• **Task statement**:
Reproduce verbatim the part of the listing that opens with its first line and closes with the line containing "instruction-e-line3: devialtion of", including both of those lines and nothing past the second.

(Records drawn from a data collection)
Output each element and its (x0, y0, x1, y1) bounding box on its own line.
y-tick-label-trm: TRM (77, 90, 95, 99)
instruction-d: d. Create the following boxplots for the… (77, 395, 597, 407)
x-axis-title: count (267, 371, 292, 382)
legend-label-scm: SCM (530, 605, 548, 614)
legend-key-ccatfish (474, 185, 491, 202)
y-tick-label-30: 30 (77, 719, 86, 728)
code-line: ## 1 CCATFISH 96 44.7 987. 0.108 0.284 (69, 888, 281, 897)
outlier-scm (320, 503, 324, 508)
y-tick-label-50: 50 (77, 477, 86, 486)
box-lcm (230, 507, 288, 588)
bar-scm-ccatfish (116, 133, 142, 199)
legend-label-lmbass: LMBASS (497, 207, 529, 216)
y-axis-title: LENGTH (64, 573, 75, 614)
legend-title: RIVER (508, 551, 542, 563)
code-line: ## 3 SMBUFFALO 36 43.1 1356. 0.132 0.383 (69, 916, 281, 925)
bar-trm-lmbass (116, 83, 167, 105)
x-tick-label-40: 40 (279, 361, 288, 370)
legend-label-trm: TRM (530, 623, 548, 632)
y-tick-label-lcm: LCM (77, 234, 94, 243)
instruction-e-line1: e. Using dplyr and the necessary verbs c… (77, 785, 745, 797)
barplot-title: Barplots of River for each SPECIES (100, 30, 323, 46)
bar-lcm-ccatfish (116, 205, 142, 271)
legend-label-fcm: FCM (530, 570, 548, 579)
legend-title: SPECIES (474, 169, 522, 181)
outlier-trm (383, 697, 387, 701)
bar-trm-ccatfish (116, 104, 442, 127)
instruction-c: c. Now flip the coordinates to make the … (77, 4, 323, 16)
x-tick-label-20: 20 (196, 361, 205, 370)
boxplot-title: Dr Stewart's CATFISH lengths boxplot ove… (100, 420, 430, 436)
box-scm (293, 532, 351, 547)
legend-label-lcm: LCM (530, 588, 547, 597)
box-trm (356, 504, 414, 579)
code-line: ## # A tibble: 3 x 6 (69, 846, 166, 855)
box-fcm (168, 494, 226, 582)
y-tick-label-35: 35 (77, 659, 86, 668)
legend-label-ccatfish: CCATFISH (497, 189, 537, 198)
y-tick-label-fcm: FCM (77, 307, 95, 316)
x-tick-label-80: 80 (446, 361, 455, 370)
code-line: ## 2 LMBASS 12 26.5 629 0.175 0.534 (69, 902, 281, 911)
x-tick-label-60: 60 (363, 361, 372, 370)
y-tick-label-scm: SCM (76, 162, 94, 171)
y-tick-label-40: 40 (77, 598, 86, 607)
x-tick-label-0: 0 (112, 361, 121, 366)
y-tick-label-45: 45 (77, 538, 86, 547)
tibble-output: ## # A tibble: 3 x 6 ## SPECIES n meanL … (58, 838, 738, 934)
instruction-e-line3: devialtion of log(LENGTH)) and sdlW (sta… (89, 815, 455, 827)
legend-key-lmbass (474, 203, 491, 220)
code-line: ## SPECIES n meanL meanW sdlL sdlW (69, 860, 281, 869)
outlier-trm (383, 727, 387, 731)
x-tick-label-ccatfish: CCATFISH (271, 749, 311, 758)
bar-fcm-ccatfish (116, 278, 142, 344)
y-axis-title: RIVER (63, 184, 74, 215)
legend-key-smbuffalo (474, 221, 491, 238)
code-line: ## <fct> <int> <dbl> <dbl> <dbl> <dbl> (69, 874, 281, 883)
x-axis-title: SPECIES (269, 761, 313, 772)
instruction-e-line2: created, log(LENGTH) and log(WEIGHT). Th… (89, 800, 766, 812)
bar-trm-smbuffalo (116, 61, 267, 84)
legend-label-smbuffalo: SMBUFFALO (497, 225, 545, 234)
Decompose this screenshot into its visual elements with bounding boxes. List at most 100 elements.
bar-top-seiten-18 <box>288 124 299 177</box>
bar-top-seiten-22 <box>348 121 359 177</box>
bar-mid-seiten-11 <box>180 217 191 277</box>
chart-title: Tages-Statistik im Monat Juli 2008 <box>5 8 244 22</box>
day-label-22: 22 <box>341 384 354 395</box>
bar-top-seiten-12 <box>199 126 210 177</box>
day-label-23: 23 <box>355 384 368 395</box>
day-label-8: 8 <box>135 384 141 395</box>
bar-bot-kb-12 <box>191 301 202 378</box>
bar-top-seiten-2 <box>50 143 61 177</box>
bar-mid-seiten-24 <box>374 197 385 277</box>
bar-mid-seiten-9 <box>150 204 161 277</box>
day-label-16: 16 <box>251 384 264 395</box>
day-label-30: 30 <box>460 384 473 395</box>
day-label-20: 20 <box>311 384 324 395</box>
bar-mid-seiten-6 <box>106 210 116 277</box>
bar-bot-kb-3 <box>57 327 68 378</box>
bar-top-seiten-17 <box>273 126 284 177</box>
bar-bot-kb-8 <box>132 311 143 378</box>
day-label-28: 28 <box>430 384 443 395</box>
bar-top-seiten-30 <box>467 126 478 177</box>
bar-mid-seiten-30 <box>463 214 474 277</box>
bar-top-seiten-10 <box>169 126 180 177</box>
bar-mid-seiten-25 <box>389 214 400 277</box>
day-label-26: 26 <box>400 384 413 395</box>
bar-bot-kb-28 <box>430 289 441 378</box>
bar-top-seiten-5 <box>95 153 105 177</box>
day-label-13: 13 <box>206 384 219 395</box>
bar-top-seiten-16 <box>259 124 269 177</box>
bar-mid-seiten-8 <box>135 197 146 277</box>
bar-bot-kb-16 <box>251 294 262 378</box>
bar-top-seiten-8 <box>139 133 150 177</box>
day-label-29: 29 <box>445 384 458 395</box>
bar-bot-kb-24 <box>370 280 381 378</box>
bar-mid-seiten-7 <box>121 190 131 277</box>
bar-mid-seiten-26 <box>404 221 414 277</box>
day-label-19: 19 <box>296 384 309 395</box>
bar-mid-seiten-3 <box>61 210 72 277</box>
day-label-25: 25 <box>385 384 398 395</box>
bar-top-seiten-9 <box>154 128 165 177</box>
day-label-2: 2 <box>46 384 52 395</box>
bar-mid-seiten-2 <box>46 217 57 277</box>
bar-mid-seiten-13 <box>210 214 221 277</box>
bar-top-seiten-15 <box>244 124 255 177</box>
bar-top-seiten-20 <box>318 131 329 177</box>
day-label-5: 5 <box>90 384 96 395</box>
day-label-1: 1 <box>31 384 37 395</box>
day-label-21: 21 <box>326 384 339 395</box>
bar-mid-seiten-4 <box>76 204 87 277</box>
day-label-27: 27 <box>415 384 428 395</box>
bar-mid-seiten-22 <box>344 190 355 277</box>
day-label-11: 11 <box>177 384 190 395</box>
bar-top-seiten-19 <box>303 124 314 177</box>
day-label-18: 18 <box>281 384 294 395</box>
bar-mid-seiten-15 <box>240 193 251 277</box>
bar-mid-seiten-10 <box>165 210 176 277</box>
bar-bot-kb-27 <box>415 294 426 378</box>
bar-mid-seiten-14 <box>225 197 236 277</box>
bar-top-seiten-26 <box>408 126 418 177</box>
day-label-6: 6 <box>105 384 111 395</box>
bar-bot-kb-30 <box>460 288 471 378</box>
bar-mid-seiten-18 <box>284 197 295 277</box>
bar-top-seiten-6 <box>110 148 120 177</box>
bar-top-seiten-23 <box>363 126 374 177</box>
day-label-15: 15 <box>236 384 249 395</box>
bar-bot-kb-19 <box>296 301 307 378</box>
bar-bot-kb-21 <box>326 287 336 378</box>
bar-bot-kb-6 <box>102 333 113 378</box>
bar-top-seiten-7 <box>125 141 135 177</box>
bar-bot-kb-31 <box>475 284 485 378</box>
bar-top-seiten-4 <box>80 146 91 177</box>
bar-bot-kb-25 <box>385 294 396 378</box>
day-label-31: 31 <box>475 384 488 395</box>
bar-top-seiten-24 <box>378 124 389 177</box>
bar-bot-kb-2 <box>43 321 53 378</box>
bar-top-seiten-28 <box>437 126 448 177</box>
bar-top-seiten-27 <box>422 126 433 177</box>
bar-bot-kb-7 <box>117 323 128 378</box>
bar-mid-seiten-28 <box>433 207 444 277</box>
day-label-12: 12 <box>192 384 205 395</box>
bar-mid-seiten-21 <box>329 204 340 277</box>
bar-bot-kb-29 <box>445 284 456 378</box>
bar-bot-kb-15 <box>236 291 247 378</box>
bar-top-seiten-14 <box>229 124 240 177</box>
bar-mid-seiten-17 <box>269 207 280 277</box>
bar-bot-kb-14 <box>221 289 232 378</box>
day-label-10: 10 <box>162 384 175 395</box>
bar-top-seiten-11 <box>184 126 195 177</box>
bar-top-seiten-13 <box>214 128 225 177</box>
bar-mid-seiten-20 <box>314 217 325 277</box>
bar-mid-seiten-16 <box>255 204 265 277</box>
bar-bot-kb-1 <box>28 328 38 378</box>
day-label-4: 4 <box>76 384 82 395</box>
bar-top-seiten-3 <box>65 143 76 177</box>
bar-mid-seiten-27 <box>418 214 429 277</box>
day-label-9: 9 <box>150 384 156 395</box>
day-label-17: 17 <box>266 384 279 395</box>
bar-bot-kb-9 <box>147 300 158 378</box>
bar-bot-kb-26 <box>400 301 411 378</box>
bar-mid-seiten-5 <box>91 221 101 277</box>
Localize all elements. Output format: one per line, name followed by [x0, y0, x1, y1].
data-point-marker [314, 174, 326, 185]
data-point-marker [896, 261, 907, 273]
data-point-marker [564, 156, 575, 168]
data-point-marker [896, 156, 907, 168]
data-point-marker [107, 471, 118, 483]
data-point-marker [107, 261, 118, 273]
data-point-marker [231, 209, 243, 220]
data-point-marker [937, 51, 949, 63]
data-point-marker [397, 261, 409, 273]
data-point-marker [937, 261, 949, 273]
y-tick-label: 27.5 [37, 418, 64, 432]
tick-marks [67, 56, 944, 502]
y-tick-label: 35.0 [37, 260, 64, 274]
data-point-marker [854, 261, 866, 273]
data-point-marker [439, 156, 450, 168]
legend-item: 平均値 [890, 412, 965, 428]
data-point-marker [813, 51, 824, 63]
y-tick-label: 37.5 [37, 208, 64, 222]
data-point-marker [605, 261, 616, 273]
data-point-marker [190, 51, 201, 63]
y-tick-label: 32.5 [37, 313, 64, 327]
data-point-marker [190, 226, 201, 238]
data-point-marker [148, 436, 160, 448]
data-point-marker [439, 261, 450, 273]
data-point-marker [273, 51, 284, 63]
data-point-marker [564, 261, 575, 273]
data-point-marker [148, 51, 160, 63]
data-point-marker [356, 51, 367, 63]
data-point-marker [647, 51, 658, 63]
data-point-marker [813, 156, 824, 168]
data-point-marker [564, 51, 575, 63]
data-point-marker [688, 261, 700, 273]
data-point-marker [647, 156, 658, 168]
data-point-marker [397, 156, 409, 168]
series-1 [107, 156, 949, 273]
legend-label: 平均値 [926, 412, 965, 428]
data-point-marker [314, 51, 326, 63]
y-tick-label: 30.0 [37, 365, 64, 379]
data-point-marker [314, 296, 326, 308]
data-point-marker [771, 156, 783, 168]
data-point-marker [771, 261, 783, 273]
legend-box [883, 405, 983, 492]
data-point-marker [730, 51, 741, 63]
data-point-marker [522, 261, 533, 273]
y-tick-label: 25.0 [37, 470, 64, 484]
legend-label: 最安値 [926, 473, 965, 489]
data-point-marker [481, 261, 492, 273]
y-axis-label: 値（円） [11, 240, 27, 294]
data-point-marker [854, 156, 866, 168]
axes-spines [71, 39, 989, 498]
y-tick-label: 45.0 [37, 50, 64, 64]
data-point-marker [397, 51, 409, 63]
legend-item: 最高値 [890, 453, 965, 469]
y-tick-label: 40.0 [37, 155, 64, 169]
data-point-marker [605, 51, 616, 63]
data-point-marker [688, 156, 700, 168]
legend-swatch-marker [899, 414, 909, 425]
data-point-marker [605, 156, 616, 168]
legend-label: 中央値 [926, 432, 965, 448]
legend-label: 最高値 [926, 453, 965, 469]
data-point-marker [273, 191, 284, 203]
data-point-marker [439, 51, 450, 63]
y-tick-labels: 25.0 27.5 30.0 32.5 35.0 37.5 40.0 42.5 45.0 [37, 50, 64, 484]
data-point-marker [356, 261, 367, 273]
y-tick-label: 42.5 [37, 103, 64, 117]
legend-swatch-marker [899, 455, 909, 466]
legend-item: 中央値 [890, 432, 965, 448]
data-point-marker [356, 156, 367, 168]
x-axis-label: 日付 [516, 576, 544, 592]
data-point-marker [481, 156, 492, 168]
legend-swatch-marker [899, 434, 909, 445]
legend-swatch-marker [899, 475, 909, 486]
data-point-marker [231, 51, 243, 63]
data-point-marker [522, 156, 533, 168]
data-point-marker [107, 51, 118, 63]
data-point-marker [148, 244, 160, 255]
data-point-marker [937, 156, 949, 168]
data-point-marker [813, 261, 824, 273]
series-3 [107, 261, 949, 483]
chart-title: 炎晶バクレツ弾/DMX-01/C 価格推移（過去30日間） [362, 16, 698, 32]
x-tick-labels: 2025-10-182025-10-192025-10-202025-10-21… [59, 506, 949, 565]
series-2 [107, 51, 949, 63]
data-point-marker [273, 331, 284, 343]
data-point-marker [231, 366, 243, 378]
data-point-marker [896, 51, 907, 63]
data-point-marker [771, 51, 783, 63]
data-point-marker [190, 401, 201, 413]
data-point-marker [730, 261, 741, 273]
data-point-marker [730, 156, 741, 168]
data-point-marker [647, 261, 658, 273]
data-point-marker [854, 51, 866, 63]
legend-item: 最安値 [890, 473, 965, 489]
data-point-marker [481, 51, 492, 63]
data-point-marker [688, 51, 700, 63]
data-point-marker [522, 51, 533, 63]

• **Answer for this exercise**:
Output each element and its (x0, y0, x1, y1) bounding box on its own line.
y-tick-label-trm: TRM (77, 90, 95, 99)
instruction-d: d. Create the following boxplots for the… (77, 395, 597, 407)
x-axis-title: count (267, 371, 292, 382)
legend-label-scm: SCM (530, 605, 548, 614)
legend-key-ccatfish (474, 185, 491, 202)
y-tick-label-30: 30 (77, 719, 86, 728)
code-line: ## 1 CCATFISH 96 44.7 987. 0.108 0.284 (69, 888, 281, 897)
outlier-scm (320, 503, 324, 508)
y-tick-label-50: 50 (77, 477, 86, 486)
box-lcm (230, 507, 288, 588)
bar-scm-ccatfish (116, 133, 142, 199)
legend-label-lmbass: LMBASS (497, 207, 529, 216)
y-axis-title: LENGTH (64, 573, 75, 614)
legend-title: RIVER (508, 551, 542, 563)
code-line: ## 3 SMBUFFALO 36 43.1 1356. 0.132 0.383 (69, 916, 281, 925)
bar-trm-lmbass (116, 83, 167, 105)
x-tick-label-40: 40 (279, 361, 288, 370)
legend-label-trm: TRM (530, 623, 548, 632)
y-tick-label-lcm: LCM (77, 234, 94, 243)
instruction-e-line1: e. Using dplyr and the necessary verbs c… (77, 785, 745, 797)
barplot-title: Barplots of River for each SPECIES (100, 30, 323, 46)
bar-lcm-ccatfish (116, 205, 142, 271)
legend-label-fcm: FCM (530, 570, 548, 579)
legend-title: SPECIES (474, 169, 522, 181)
outlier-trm (383, 697, 387, 701)
bar-trm-ccatfish (116, 104, 442, 127)
instruction-c: c. Now flip the coordinates to make the … (77, 4, 323, 16)
x-tick-label-20: 20 (196, 361, 205, 370)
boxplot-title: Dr Stewart's CATFISH lengths boxplot ove… (100, 420, 430, 436)
box-scm (293, 532, 351, 547)
legend-label-lcm: LCM (530, 588, 547, 597)
box-trm (356, 504, 414, 579)
code-line: ## # A tibble: 3 x 6 (69, 846, 166, 855)
box-fcm (168, 494, 226, 582)
y-tick-label-35: 35 (77, 659, 86, 668)
legend-label-ccatfish: CCATFISH (497, 189, 537, 198)
y-tick-label-fcm: FCM (77, 307, 95, 316)
x-tick-label-80: 80 (446, 361, 455, 370)
code-line: ## 2 LMBASS 12 26.5 629 0.175 0.534 (69, 902, 281, 911)
x-tick-label-60: 60 (363, 361, 372, 370)
y-tick-label-scm: SCM (76, 162, 94, 171)
y-tick-label-40: 40 (77, 598, 86, 607)
x-tick-label-0: 0 (112, 361, 121, 366)
y-tick-label-45: 45 (77, 538, 86, 547)
tibble-output: ## # A tibble: 3 x 6 ## SPECIES n meanL … (58, 838, 738, 934)
instruction-e-line3: devialtion of log(LENGTH)) and sdlW (sta… (89, 815, 455, 827)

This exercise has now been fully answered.